**What you have to do**
All of the listing below must be repeated word for word. Pictures are the only thing to omit.

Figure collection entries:

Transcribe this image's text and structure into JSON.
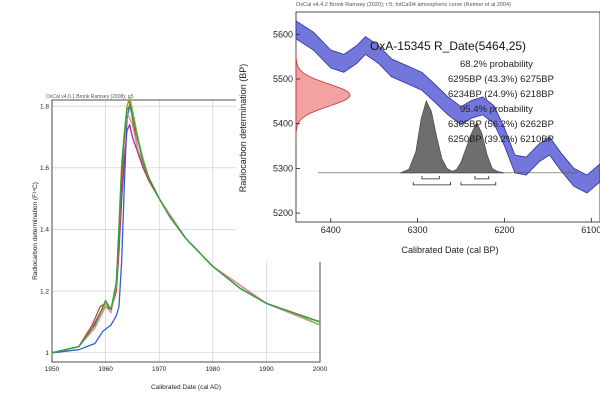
{
  "chart_data": [
    {
      "type": "line",
      "header": "OxCal v4.0.1 Bronk Ramsey (2008); r:5",
      "xlabel": "Calibrated Date (cal AD)",
      "ylabel": "Radiocarbon determination (F¹⁴C)",
      "xlim": [
        1950,
        2000
      ],
      "ylim": [
        0.97,
        1.82
      ],
      "x_ticks": [
        1950,
        1960,
        1970,
        1980,
        1990,
        2000
      ],
      "y_ticks": [
        1,
        1.2,
        1.4,
        1.6,
        1.8
      ],
      "grid": true,
      "legend_position": "top-right",
      "series": [
        {
          "color": "#2f62c9",
          "x": [
            1950,
            1955,
            1958,
            1959.5,
            1961,
            1962,
            1962.5,
            1963,
            1963.5,
            1964,
            1964.6,
            1965,
            1966,
            1967,
            1968,
            1970,
            1972,
            1975,
            1980,
            1985,
            1990,
            1995,
            2000
          ],
          "values": [
            1.0,
            1.01,
            1.03,
            1.07,
            1.09,
            1.12,
            1.15,
            1.3,
            1.55,
            1.76,
            1.81,
            1.78,
            1.7,
            1.62,
            1.57,
            1.5,
            1.44,
            1.37,
            1.28,
            1.21,
            1.16,
            1.13,
            1.1
          ]
        },
        {
          "color": "#9b2fb0",
          "x": [
            1950,
            1955,
            1957.5,
            1959,
            1960,
            1961,
            1962,
            1962.5,
            1963,
            1963.5,
            1964,
            1964.5,
            1965,
            1966,
            1967,
            1968,
            1970,
            1975,
            1980,
            1990,
            2000
          ],
          "values": [
            1.0,
            1.02,
            1.08,
            1.13,
            1.15,
            1.14,
            1.2,
            1.33,
            1.5,
            1.63,
            1.72,
            1.74,
            1.7,
            1.65,
            1.6,
            1.56,
            1.5,
            1.37,
            1.28,
            1.16,
            1.09
          ]
        },
        {
          "color": "#d93a3a",
          "x": [
            1950,
            1955,
            1957.5,
            1959,
            1960,
            1961,
            1962,
            1962.5,
            1963,
            1963.5,
            1964,
            1964.5,
            1965,
            1966,
            1967,
            1968,
            1970,
            1975,
            1980,
            1990,
            2000
          ],
          "values": [
            1.0,
            1.02,
            1.09,
            1.15,
            1.16,
            1.14,
            1.2,
            1.36,
            1.55,
            1.7,
            1.8,
            1.82,
            1.76,
            1.66,
            1.61,
            1.56,
            1.5,
            1.37,
            1.28,
            1.16,
            1.1
          ]
        },
        {
          "color": "#e88a9b",
          "x": [
            1950,
            1955,
            1958,
            1960,
            1961,
            1962,
            1962.5,
            1963,
            1964,
            1965,
            1966,
            1968,
            1970,
            1975,
            1980,
            1990,
            2000
          ],
          "values": [
            1.0,
            1.02,
            1.08,
            1.15,
            1.13,
            1.22,
            1.4,
            1.6,
            1.78,
            1.74,
            1.66,
            1.57,
            1.5,
            1.37,
            1.28,
            1.16,
            1.09
          ]
        },
        {
          "color": "#7dc243",
          "x": [
            1950,
            1955,
            1958,
            1960,
            1961,
            1962,
            1962.5,
            1963,
            1963.5,
            1964,
            1964.5,
            1965,
            1966,
            1967,
            1968,
            1970,
            1972,
            1975,
            1980,
            1985,
            1990,
            1995,
            2000
          ],
          "values": [
            1.0,
            1.02,
            1.09,
            1.16,
            1.14,
            1.22,
            1.42,
            1.62,
            1.72,
            1.8,
            1.83,
            1.79,
            1.7,
            1.63,
            1.57,
            1.5,
            1.44,
            1.37,
            1.28,
            1.21,
            1.16,
            1.13,
            1.09
          ]
        },
        {
          "color": "#2e9e3e",
          "x": [
            1950,
            1955,
            1958,
            1960,
            1961,
            1962,
            1962.5,
            1963,
            1963.5,
            1964,
            1964.5,
            1965,
            1966,
            1967,
            1968,
            1970,
            1972,
            1975,
            1980,
            1985,
            1990,
            1995,
            2000
          ],
          "values": [
            1.0,
            1.02,
            1.09,
            1.17,
            1.14,
            1.23,
            1.4,
            1.6,
            1.7,
            1.79,
            1.8,
            1.77,
            1.69,
            1.62,
            1.57,
            1.5,
            1.44,
            1.37,
            1.28,
            1.21,
            1.16,
            1.13,
            1.1
          ]
        }
      ]
    },
    {
      "type": "area",
      "header": "OxCal v4.4.2 Bronk Ramsey (2020); r:5; IntCal04 atmospheric curve (Reimer et al 2004)",
      "title": "OxA-15345 R_Date(5464,25)",
      "xlabel": "Calibrated Date (cal BP)",
      "ylabel": "Radiocarbon determination (BP)",
      "xlim": [
        6440,
        6090
      ],
      "ylim": [
        5180,
        5650
      ],
      "x_ticks": [
        6400,
        6300,
        6200,
        6100
      ],
      "y_ticks": [
        5200,
        5300,
        5400,
        5500,
        5600
      ],
      "annotations": [
        "68.2% probability",
        "6295BP (43.3%) 6275BP",
        "6234BP (24.9%) 6218BP",
        "95.4% probability",
        "6305BP (56.2%) 6262BP",
        "6250BP (39.2%) 6210BP"
      ],
      "calibration_curve": {
        "color": "#5b5fd6",
        "x": [
          6440,
          6420,
          6400,
          6385,
          6370,
          6360,
          6345,
          6330,
          6310,
          6295,
          6280,
          6265,
          6250,
          6238,
          6225,
          6212,
          6200,
          6188,
          6175,
          6160,
          6148,
          6135,
          6120,
          6105,
          6090
        ],
        "values": [
          5610,
          5585,
          5545,
          5535,
          5555,
          5575,
          5555,
          5525,
          5508,
          5495,
          5468,
          5440,
          5418,
          5432,
          5440,
          5420,
          5370,
          5310,
          5305,
          5335,
          5350,
          5315,
          5280,
          5265,
          5290
        ],
        "band_halfwidth": 20
      },
      "measurement": {
        "mean": 5464,
        "sigma": 25,
        "color": "#f08a8a"
      },
      "posterior": {
        "color": "#6e6e6e",
        "x": [
          6320,
          6310,
          6302,
          6296,
          6290,
          6284,
          6278,
          6272,
          6266,
          6260,
          6255,
          6250,
          6244,
          6238,
          6232,
          6226,
          6220,
          6214,
          6208,
          6200
        ],
        "values": [
          0,
          0.05,
          0.3,
          0.75,
          1.0,
          0.85,
          0.5,
          0.2,
          0.06,
          0.02,
          0.05,
          0.15,
          0.35,
          0.55,
          0.7,
          0.55,
          0.25,
          0.06,
          0.02,
          0
        ]
      },
      "ranges_68": [
        [
          6295,
          6275
        ],
        [
          6234,
          6218
        ]
      ],
      "ranges_95": [
        [
          6305,
          6262
        ],
        [
          6250,
          6210
        ]
      ]
    }
  ]
}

**Exercise answer**
Transcribe this image's text and structure into JSON.
{
  "chart_data": [
    {
      "type": "line",
      "header": "OxCal v4.0.1 Bronk Ramsey (2008); r:5",
      "xlabel": "Calibrated Date (cal AD)",
      "ylabel": "Radiocarbon determination (F¹⁴C)",
      "xlim": [
        1950,
        2000
      ],
      "ylim": [
        0.97,
        1.82
      ],
      "x_ticks": [
        1950,
        1960,
        1970,
        1980,
        1990,
        2000
      ],
      "y_ticks": [
        1,
        1.2,
        1.4,
        1.6,
        1.8
      ],
      "grid": true,
      "legend_position": "top-right",
      "series": [
        {
          "color": "#2f62c9",
          "x": [
            1950,
            1955,
            1958,
            1959.5,
            1961,
            1962,
            1962.5,
            1963,
            1963.5,
            1964,
            1964.6,
            1965,
            1966,
            1967,
            1968,
            1970,
            1972,
            1975,
            1980,
            1985,
            1990,
            1995,
            2000
          ],
          "values": [
            1.0,
            1.01,
            1.03,
            1.07,
            1.09,
            1.12,
            1.15,
            1.3,
            1.55,
            1.76,
            1.81,
            1.78,
            1.7,
            1.62,
            1.57,
            1.5,
            1.44,
            1.37,
            1.28,
            1.21,
            1.16,
            1.13,
            1.1
          ]
        },
        {
          "color": "#9b2fb0",
          "x": [
            1950,
            1955,
            1957.5,
            1959,
            1960,
            1961,
            1962,
            1962.5,
            1963,
            1963.5,
            1964,
            1964.5,
            1965,
            1966,
            1967,
            1968,
            1970,
            1975,
            1980,
            1990,
            2000
          ],
          "values": [
            1.0,
            1.02,
            1.08,
            1.13,
            1.15,
            1.14,
            1.2,
            1.33,
            1.5,
            1.63,
            1.72,
            1.74,
            1.7,
            1.65,
            1.6,
            1.56,
            1.5,
            1.37,
            1.28,
            1.16,
            1.09
          ]
        },
        {
          "color": "#d93a3a",
          "x": [
            1950,
            1955,
            1957.5,
            1959,
            1960,
            1961,
            1962,
            1962.5,
            1963,
            1963.5,
            1964,
            1964.5,
            1965,
            1966,
            1967,
            1968,
            1970,
            1975,
            1980,
            1990,
            2000
          ],
          "values": [
            1.0,
            1.02,
            1.09,
            1.15,
            1.16,
            1.14,
            1.2,
            1.36,
            1.55,
            1.7,
            1.8,
            1.82,
            1.76,
            1.66,
            1.61,
            1.56,
            1.5,
            1.37,
            1.28,
            1.16,
            1.1
          ]
        },
        {
          "color": "#e88a9b",
          "x": [
            1950,
            1955,
            1958,
            1960,
            1961,
            1962,
            1962.5,
            1963,
            1964,
            1965,
            1966,
            1968,
            1970,
            1975,
            1980,
            1990,
            2000
          ],
          "values": [
            1.0,
            1.02,
            1.08,
            1.15,
            1.13,
            1.22,
            1.4,
            1.6,
            1.78,
            1.74,
            1.66,
            1.57,
            1.5,
            1.37,
            1.28,
            1.16,
            1.09
          ]
        },
        {
          "color": "#7dc243",
          "x": [
            1950,
            1955,
            1958,
            1960,
            1961,
            1962,
            1962.5,
            1963,
            1963.5,
            1964,
            1964.5,
            1965,
            1966,
            1967,
            1968,
            1970,
            1972,
            1975,
            1980,
            1985,
            1990,
            1995,
            2000
          ],
          "values": [
            1.0,
            1.02,
            1.09,
            1.16,
            1.14,
            1.22,
            1.42,
            1.62,
            1.72,
            1.8,
            1.83,
            1.79,
            1.7,
            1.63,
            1.57,
            1.5,
            1.44,
            1.37,
            1.28,
            1.21,
            1.16,
            1.13,
            1.09
          ]
        },
        {
          "color": "#2e9e3e",
          "x": [
            1950,
            1955,
            1958,
            1960,
            1961,
            1962,
            1962.5,
            1963,
            1963.5,
            1964,
            1964.5,
            1965,
            1966,
            1967,
            1968,
            1970,
            1972,
            1975,
            1980,
            1985,
            1990,
            1995,
            2000
          ],
          "values": [
            1.0,
            1.02,
            1.09,
            1.17,
            1.14,
            1.23,
            1.4,
            1.6,
            1.7,
            1.79,
            1.8,
            1.77,
            1.69,
            1.62,
            1.57,
            1.5,
            1.44,
            1.37,
            1.28,
            1.21,
            1.16,
            1.13,
            1.1
          ]
        }
      ]
    },
    {
      "type": "area",
      "header": "OxCal v4.4.2 Bronk Ramsey (2020); r:5; IntCal04 atmospheric curve (Reimer et al 2004)",
      "title": "OxA-15345 R_Date(5464,25)",
      "xlabel": "Calibrated Date (cal BP)",
      "ylabel": "Radiocarbon determination (BP)",
      "xlim": [
        6440,
        6090
      ],
      "ylim": [
        5180,
        5650
      ],
      "x_ticks": [
        6400,
        6300,
        6200,
        6100
      ],
      "y_ticks": [
        5200,
        5300,
        5400,
        5500,
        5600
      ],
      "annotations": [
        "68.2% probability",
        "6295BP (43.3%) 6275BP",
        "6234BP (24.9%) 6218BP",
        "95.4% probability",
        "6305BP (56.2%) 6262BP",
        "6250BP (39.2%) 6210BP"
      ],
      "calibration_curve": {
        "color": "#5b5fd6",
        "x": [
          6440,
          6420,
          6400,
          6385,
          6370,
          6360,
          6345,
          6330,
          6310,
          6295,
          6280,
          6265,
          6250,
          6238,
          6225,
          6212,
          6200,
          6188,
          6175,
          6160,
          6148,
          6135,
          6120,
          6105,
          6090
        ],
        "values": [
          5610,
          5585,
          5545,
          5535,
          5555,
          5575,
          5555,
          5525,
          5508,
          5495,
          5468,
          5440,
          5418,
          5432,
          5440,
          5420,
          5370,
          5310,
          5305,
          5335,
          5350,
          5315,
          5280,
          5265,
          5290
        ],
        "band_halfwidth": 20
      },
      "measurement": {
        "mean": 5464,
        "sigma": 25,
        "color": "#f08a8a"
      },
      "posterior": {
        "color": "#6e6e6e",
        "x": [
          6320,
          6310,
          6302,
          6296,
          6290,
          6284,
          6278,
          6272,
          6266,
          6260,
          6255,
          6250,
          6244,
          6238,
          6232,
          6226,
          6220,
          6214,
          6208,
          6200
        ],
        "values": [
          0,
          0.05,
          0.3,
          0.75,
          1.0,
          0.85,
          0.5,
          0.2,
          0.06,
          0.02,
          0.05,
          0.15,
          0.35,
          0.55,
          0.7,
          0.55,
          0.25,
          0.06,
          0.02,
          0
        ]
      },
      "ranges_68": [
        [
          6295,
          6275
        ],
        [
          6234,
          6218
        ]
      ],
      "ranges_95": [
        [
          6305,
          6262
        ],
        [
          6250,
          6210
        ]
      ]
    }
  ]
}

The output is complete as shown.